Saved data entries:

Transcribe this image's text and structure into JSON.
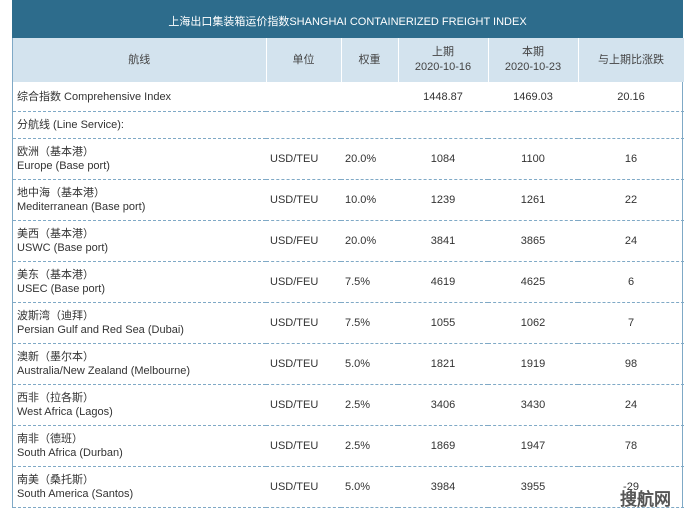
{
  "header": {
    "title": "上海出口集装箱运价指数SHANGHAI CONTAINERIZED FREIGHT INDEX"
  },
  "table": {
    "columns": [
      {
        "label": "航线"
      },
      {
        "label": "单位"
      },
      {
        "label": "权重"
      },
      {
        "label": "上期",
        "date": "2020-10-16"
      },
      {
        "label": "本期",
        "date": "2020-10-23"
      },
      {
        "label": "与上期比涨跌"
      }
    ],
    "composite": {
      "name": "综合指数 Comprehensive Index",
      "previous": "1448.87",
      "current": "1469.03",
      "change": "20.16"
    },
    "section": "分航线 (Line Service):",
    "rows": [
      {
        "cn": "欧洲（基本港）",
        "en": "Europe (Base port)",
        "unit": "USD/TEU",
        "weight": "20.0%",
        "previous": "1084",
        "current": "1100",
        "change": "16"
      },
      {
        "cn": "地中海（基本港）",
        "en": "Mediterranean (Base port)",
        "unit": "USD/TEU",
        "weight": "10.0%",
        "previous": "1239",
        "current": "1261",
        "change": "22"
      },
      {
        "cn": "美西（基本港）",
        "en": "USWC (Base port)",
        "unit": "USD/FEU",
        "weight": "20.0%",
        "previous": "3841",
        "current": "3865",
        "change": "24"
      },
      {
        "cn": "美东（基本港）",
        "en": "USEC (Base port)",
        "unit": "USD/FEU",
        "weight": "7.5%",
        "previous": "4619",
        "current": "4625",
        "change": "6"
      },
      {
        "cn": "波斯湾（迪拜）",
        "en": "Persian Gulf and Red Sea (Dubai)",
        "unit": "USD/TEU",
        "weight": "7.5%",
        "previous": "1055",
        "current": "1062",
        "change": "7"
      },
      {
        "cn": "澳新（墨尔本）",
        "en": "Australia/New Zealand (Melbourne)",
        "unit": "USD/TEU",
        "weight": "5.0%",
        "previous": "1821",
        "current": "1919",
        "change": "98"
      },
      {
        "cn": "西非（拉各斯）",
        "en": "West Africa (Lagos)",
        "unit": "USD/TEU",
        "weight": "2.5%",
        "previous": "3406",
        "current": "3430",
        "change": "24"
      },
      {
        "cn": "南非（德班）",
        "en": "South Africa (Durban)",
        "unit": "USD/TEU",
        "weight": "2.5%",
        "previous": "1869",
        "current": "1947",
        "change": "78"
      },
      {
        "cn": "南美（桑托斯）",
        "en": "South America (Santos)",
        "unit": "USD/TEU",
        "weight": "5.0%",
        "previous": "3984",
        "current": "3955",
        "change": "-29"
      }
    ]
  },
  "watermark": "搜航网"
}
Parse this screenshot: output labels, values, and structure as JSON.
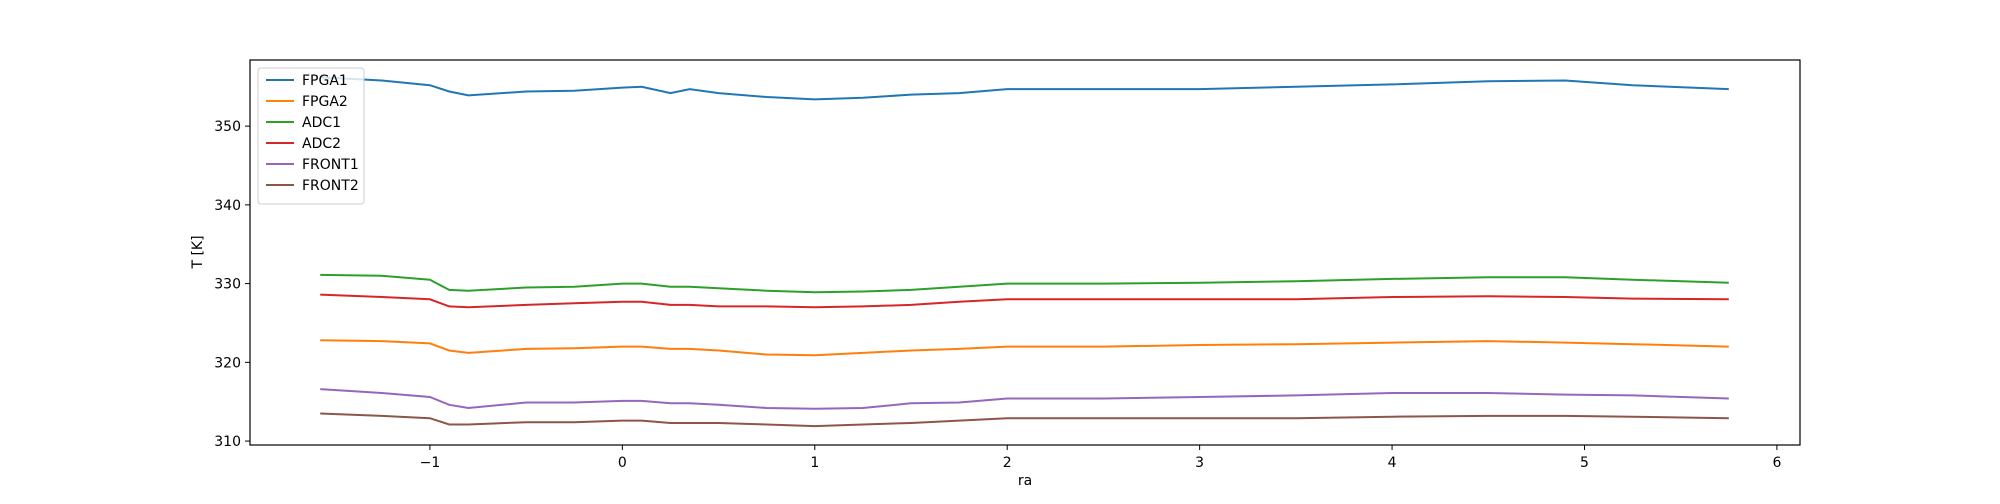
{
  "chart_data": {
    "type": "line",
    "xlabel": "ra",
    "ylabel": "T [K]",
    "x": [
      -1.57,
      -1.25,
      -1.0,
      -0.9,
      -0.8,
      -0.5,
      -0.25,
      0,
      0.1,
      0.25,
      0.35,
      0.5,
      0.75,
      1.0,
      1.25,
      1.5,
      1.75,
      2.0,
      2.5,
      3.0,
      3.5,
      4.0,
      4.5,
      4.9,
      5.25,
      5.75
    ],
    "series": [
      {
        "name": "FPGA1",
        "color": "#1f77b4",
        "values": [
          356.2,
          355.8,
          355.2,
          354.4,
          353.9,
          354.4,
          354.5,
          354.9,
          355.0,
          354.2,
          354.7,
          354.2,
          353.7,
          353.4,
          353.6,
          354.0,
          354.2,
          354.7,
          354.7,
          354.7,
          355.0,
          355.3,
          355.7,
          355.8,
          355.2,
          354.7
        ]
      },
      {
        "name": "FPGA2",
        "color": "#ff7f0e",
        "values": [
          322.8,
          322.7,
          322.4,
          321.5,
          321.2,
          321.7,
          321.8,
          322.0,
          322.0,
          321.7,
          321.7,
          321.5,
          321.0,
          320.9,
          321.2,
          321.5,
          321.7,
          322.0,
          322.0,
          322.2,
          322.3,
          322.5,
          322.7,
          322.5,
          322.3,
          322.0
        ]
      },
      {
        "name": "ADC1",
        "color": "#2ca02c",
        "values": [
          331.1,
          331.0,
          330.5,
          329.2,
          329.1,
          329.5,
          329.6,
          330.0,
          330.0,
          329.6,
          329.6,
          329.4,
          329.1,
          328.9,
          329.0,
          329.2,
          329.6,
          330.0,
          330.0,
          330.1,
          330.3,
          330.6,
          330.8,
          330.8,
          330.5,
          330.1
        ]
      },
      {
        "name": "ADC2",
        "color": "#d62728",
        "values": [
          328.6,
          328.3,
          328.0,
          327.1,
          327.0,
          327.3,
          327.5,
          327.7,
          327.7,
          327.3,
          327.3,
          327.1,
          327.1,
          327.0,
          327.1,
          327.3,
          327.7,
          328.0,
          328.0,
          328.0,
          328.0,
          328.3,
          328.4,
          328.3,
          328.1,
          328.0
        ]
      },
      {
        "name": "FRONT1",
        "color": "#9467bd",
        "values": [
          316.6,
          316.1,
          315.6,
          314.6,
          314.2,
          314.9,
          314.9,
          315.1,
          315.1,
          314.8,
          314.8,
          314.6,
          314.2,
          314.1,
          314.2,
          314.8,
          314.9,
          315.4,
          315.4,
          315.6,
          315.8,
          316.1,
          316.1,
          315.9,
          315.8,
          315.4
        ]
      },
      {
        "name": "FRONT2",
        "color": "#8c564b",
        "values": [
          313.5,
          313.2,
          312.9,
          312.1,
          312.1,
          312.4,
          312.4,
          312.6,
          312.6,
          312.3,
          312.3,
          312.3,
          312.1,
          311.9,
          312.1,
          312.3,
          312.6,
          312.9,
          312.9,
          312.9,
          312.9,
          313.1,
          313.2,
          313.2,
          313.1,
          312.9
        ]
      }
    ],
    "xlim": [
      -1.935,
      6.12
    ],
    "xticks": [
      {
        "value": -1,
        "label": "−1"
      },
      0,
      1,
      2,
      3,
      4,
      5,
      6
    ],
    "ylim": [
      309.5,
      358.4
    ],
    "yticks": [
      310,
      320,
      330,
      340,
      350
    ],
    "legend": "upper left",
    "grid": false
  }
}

==

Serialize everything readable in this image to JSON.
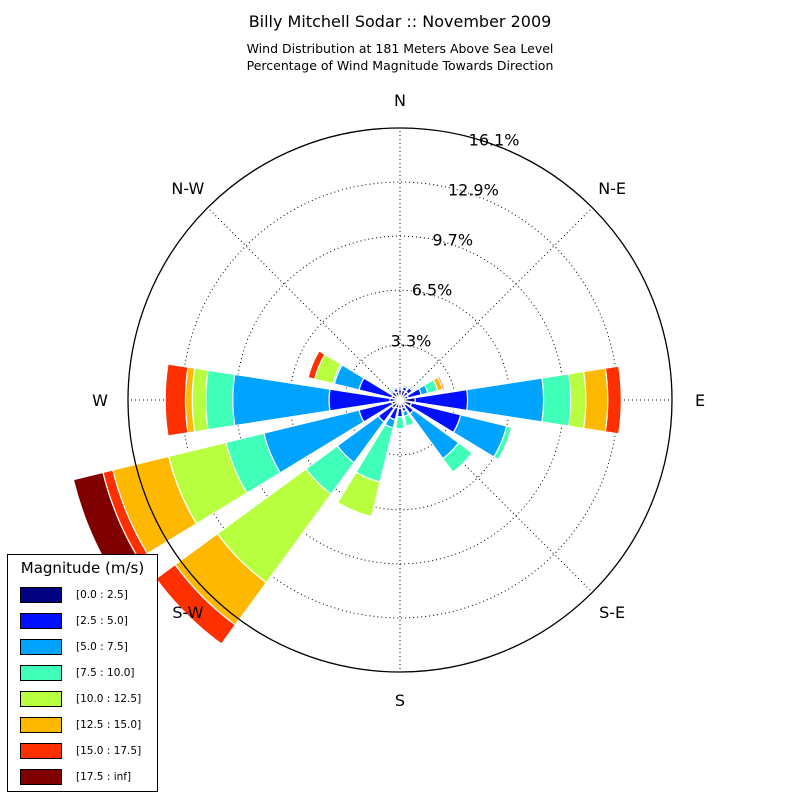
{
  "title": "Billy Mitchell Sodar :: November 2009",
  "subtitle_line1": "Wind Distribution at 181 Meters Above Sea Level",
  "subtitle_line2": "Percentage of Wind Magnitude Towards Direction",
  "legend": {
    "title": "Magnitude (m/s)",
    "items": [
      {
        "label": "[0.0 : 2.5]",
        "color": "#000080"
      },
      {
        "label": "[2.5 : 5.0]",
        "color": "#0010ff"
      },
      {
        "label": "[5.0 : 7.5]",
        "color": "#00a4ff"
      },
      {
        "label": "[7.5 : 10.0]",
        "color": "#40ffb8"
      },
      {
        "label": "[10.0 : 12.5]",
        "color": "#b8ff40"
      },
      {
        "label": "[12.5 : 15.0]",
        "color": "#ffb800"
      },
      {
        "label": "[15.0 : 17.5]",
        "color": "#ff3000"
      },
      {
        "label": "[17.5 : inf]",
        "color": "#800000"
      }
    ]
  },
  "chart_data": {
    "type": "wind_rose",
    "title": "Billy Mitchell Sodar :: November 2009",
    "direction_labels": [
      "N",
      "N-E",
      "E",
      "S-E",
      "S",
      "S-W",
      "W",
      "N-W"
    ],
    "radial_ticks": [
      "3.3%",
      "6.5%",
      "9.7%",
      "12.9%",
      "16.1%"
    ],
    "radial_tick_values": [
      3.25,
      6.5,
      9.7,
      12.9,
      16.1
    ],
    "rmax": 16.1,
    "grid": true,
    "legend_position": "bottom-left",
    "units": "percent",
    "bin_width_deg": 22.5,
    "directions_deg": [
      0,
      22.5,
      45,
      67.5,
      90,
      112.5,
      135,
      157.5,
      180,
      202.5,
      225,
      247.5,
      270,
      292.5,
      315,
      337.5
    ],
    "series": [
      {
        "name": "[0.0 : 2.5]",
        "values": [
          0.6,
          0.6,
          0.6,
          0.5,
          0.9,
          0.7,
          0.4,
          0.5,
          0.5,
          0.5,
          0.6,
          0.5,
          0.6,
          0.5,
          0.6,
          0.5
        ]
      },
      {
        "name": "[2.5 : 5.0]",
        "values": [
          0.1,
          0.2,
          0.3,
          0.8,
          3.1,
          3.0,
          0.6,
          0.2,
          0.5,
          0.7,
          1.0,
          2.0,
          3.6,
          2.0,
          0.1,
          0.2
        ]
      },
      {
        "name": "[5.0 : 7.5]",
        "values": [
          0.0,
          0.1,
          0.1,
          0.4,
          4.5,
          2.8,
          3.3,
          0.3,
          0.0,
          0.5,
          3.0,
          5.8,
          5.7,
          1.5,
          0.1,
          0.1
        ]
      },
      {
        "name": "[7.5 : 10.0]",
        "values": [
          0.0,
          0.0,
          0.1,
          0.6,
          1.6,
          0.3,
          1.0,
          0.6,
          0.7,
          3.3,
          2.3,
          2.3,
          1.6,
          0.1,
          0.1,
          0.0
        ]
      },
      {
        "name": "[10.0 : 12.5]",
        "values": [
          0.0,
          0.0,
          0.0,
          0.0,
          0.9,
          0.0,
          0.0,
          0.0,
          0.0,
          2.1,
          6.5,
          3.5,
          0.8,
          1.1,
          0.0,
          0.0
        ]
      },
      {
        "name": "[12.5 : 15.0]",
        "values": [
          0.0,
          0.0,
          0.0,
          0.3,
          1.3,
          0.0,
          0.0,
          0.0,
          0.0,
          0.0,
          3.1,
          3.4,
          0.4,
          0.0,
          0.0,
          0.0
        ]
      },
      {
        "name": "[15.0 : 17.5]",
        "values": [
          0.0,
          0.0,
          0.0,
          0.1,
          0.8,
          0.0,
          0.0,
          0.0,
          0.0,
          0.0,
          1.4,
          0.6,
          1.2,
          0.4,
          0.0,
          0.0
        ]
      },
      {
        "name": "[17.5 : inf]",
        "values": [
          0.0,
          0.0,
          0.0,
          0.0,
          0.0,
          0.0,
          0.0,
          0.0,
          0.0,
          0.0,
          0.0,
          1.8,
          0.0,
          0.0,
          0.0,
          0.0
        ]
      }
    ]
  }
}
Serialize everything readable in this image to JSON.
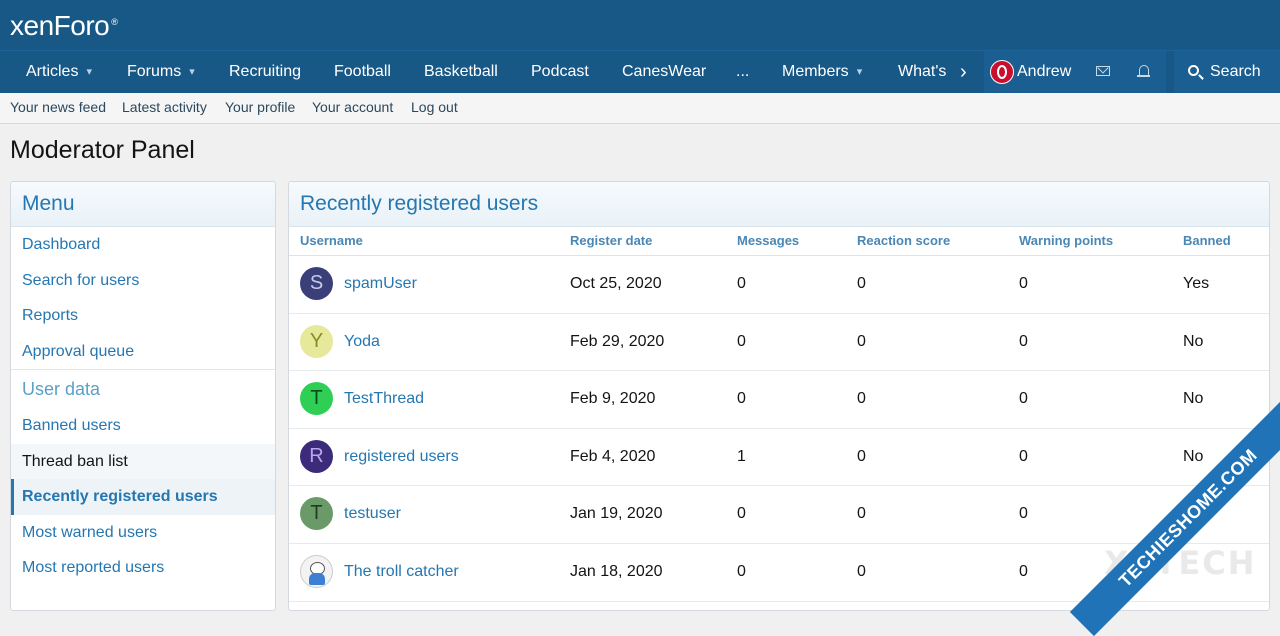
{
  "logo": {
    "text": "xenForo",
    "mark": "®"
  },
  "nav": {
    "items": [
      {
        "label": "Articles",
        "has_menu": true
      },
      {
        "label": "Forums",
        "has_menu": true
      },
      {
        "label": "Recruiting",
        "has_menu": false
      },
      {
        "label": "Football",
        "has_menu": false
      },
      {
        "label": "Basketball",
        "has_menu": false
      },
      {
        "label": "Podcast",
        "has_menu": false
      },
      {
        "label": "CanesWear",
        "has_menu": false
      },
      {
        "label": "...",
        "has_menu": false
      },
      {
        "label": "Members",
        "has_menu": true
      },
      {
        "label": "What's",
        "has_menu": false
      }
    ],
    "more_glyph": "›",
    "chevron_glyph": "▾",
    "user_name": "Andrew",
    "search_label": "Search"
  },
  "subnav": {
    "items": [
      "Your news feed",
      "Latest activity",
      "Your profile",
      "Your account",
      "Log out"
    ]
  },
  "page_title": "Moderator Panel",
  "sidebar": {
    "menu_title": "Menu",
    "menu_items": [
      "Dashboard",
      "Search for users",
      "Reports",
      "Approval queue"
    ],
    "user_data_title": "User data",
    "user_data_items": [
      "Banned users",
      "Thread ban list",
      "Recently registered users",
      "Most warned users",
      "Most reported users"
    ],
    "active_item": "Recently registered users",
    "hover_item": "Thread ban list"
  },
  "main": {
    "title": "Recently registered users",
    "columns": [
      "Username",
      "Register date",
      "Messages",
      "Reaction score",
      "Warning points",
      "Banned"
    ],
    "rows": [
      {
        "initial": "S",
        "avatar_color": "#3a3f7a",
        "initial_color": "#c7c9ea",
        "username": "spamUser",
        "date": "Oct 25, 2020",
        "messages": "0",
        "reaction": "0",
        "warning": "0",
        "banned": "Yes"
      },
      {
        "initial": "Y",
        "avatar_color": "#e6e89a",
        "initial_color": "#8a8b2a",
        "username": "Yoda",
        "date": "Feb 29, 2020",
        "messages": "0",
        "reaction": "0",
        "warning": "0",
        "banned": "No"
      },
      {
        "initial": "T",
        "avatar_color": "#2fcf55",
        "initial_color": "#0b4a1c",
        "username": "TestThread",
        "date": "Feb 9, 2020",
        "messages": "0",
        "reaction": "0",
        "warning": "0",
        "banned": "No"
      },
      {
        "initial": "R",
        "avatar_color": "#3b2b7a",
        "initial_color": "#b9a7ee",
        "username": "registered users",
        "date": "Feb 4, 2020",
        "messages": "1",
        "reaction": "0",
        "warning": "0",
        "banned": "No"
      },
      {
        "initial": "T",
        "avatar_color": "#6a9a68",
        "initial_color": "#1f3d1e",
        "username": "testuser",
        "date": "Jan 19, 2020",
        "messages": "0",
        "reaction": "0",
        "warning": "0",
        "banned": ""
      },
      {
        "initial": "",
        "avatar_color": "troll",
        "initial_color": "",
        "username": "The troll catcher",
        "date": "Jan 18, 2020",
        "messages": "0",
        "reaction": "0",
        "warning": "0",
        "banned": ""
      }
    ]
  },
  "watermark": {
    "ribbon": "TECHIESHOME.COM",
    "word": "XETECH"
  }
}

--

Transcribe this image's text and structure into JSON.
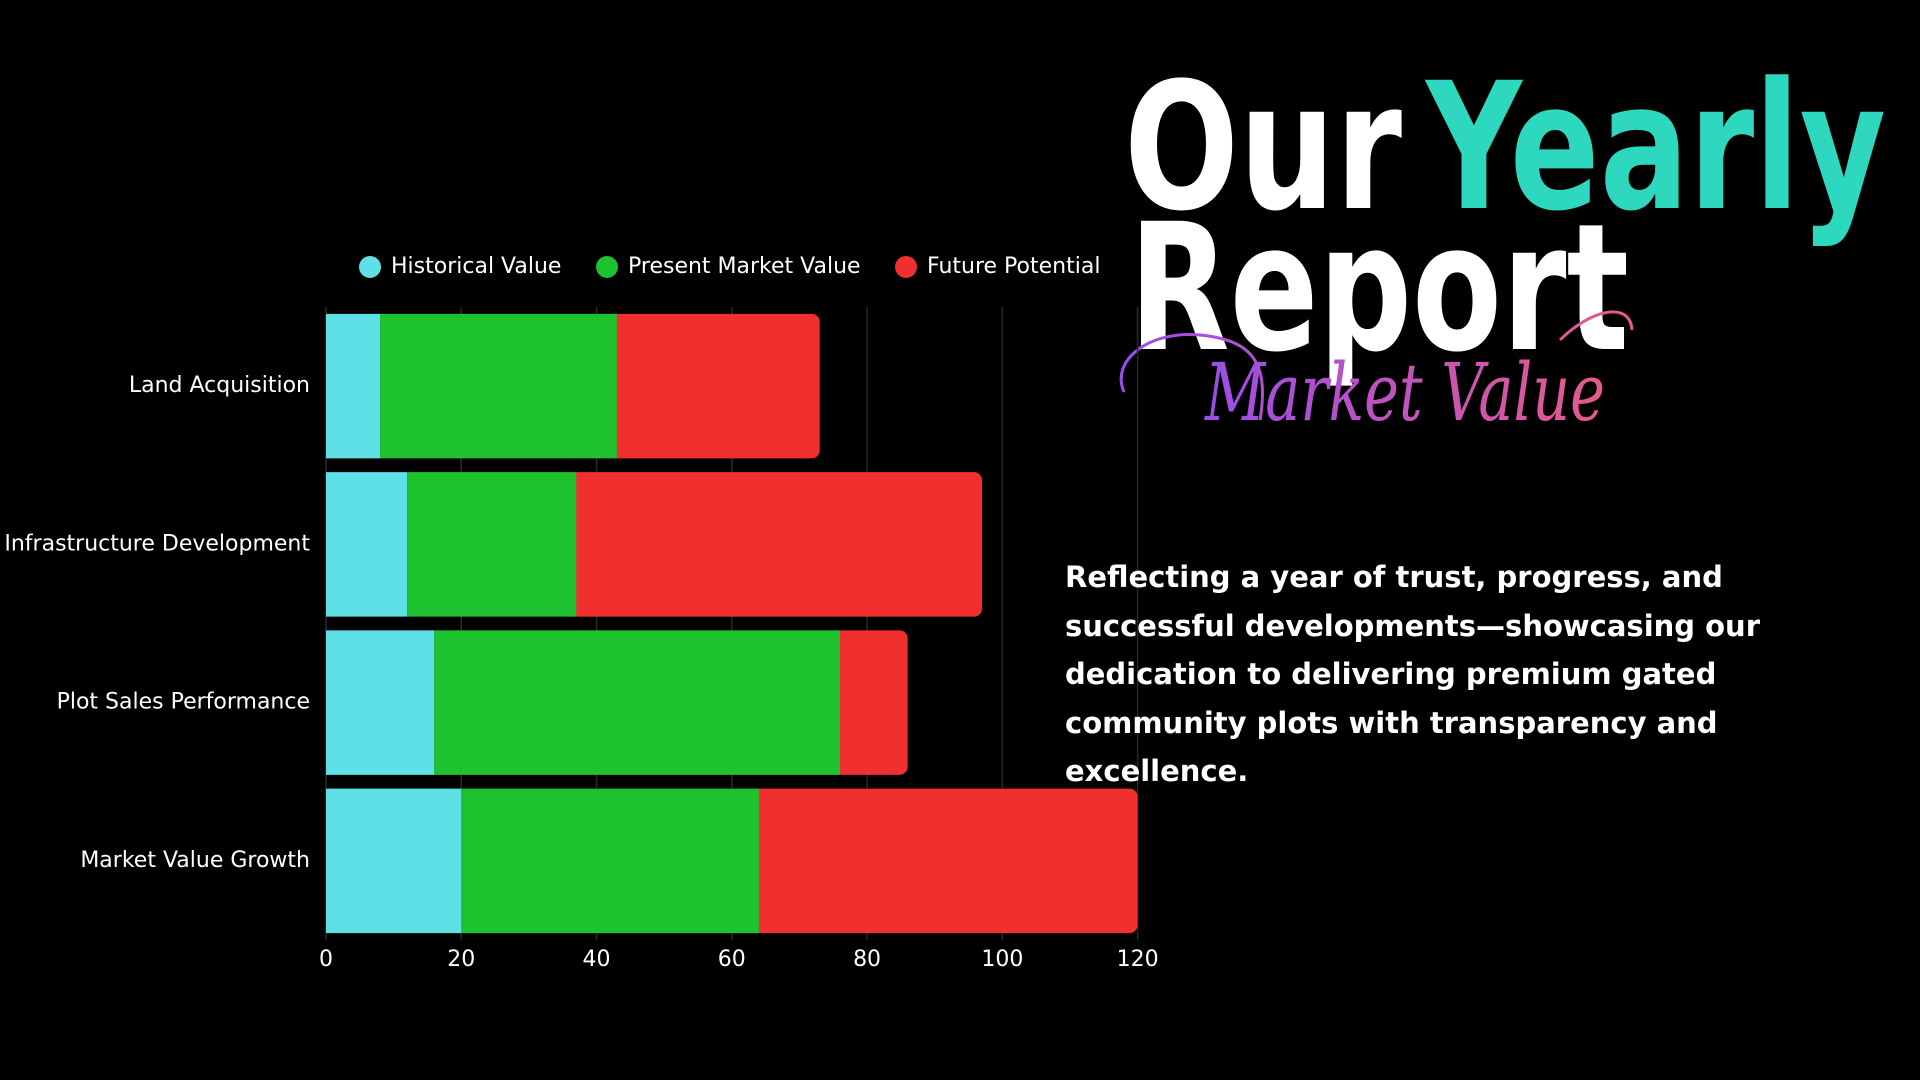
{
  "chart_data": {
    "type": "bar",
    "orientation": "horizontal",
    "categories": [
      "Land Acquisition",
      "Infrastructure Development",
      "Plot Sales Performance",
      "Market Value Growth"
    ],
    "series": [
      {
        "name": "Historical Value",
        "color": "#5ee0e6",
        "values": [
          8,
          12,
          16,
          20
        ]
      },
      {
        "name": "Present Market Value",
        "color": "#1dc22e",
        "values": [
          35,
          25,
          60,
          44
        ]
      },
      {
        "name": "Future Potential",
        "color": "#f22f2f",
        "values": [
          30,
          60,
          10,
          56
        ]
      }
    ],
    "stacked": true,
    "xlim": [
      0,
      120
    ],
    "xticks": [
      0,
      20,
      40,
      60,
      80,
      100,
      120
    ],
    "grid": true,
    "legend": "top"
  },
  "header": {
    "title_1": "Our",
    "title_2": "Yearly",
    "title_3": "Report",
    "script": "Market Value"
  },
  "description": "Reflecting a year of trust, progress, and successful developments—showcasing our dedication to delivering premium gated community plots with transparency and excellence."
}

- _WRITTEN TASK_
Select every line above that contains the word "current", and copy it.

- _CORRECT OUTPUT_
      "current": "1469.03",
        "current": "1100",
        "current": "1261",
        "current": "3865",
        "current": "4625",
        "current": "1062",
        "current": "1919",
        "current": "3430",
        "current": "1947",
        "current": "3955",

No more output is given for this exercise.